## Document excerpt

One of the inbuilt dev tools actually launches an inbuilt mini-webserver, yes? Another component among the devtools (perhaps in conjunction with the mini-webserver) grants “SpecialPowers” remote-control access to the browser ~~ listens for connection requests on a TCP port and blindly (no login/auth challenge) accepts command-n-control instructions via that port.
Users naively opting to install “unbranded” due to their desire to install unsigned addons… gonna get hella lot more than they bargained for and will be exposing themselves to SIGNIFICANT new vulnerability vectors.
click the navlink at left side, labeled “EXTENDING THE DEVTOOLS”
and choose the link lableled “Remote Debugging Protocol” wiki.mozilla.org/Remote_Debugging_Protocol
I’ll leave it to you to investigate the details.
IIRC, one of the worrisome (ripe for abuse) addons pre-installed in dev build is named “Valence”
Thanks for pointing that out. So what is more of a problem? Letting users install unsigned add-ons, or users installing an unbranded version of Firefox?
Unsigned add-ons is a security risk while unbranded versions would be rather a privacy risk, as I understand gh’s comment.
At scale, “Letting users install unsigned add-ons” is the more problematic scenario.
Across my comments posted to ghacks, I’ve repeatedly criticized mozilla’s changes/decisions, including the decision to disempower users by removing choice to install unsigned addons. Nonetheless, I do respect mozilla’s need to “protect the brand”. Many firefox users have been exploited via (early years) drive-by installs of malicious extensions as well as (recent years) via installs of malicious extensions via socially-engineered coercion. Gullible and/or “rationally ignorant” users comprise the lion’s share of the current userbase, and they “blame” firefox (rather than their own gullibility, or the developer of an installed malicious extension) for not keeping them safe. Mozilla expending resources toward maintaining an “extension blacklist” has (predictably) been an exercise in futility…
…as would adoption of a “locked pref” or whatever mechanism (user must edit, or create, “iamsure.txt” containing a keystring, while browser is not running) due to both the gullibility and the social engineering factors. “Ah wants ta be able ta lookit dem pornz vids NOW 1!!01”
The “extension signing required in release channel build, but unbranded builds available” scenario is a reasonable compromise. Frankly, from the outset I seriously doubted that Mozilla would follow through with their promise to deliver unbranded builds. Due to their decision-making track record, I suspected they were just “shining us on”, in order to deflect/defer our complaints. Maybe they would have, maybe we arrived at this juncture, this compromise, only because so many of us who are NOT mainstream “rationally ignorant” users loudly protested the prospect of our disempowerment.
Will installation of the “unbranded” releases present a sufficiently detailed warning/explanation? In advance, I’m saying “I doubt that will be the case”. If such a detailed explanatory warning is presented, how many (few) users will actually read, digest, and understand the potential consequences (consequences in addition to allowing unsigned addons)?
I’m entrusting you (or challenging you, shades of meaning) to examine those potential consequences and to thoroughly convey them within future ghacks articles.

## Extracted data

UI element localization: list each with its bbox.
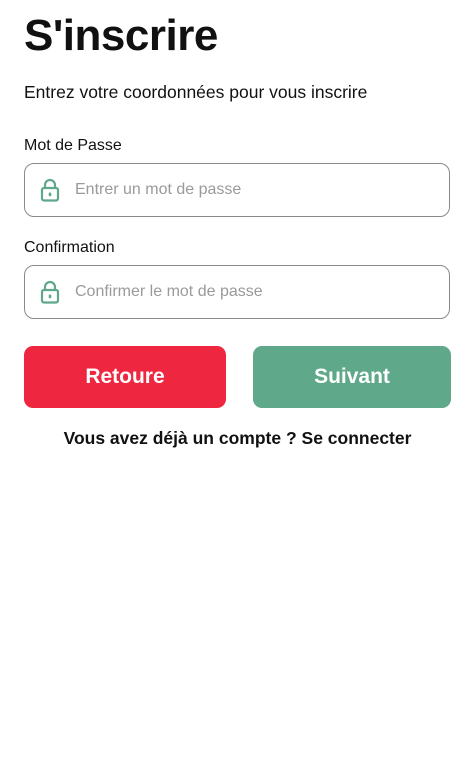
confirmation-input[interactable] [75,283,405,301]
password-field-container[interactable] [24,163,450,217]
back-button[interactable]: Retoure [24,346,226,408]
lock-icon [40,178,60,202]
confirmation-label: Confirmation [24,239,115,256]
next-button[interactable]: Suivant [253,346,451,408]
signup-screen: S'inscrire Entrez votre coordonnées pour… [0,0,475,764]
password-label: Mot de Passe [24,137,122,154]
password-input[interactable] [75,181,405,199]
login-prompt-text: Vous avez déjà un compte ? [63,428,302,448]
page-title: S'inscrire [24,11,218,60]
login-link[interactable]: Se connecter [302,428,412,448]
login-prompt-line: Vous avez déjà un compte ? Se connecter [0,427,475,449]
confirmation-field-container[interactable] [24,265,450,319]
page-subtitle: Entrez votre coordonnées pour vous inscr… [24,82,368,102]
lock-icon [40,280,60,304]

## Set problem A
In the Firefox add-on discussion, which scenario is called the more problematic one at scale?
## Set problem B
Duplicate the passage of the Firefox add-on discussion starting with "Users naively opting" and going on through "investigate the details.".

## Final answer A
Letting users install unsigned add-ons is the more problematic scenario at scale.

## Final answer B
Users naively opting to install “unbranded” due to their desire to install unsigned addons… gonna get hella lot more than they bargained for and will be exposing themselves to SIGNIFICANT new vulnerability vectors.
click the navlink at left side, labeled “EXTENDING THE DEVTOOLS”
and choose the link lableled “Remote Debugging Protocol” wiki.mozilla.org/Remote_Debugging_Protocol
I’ll leave it to you to investigate the details.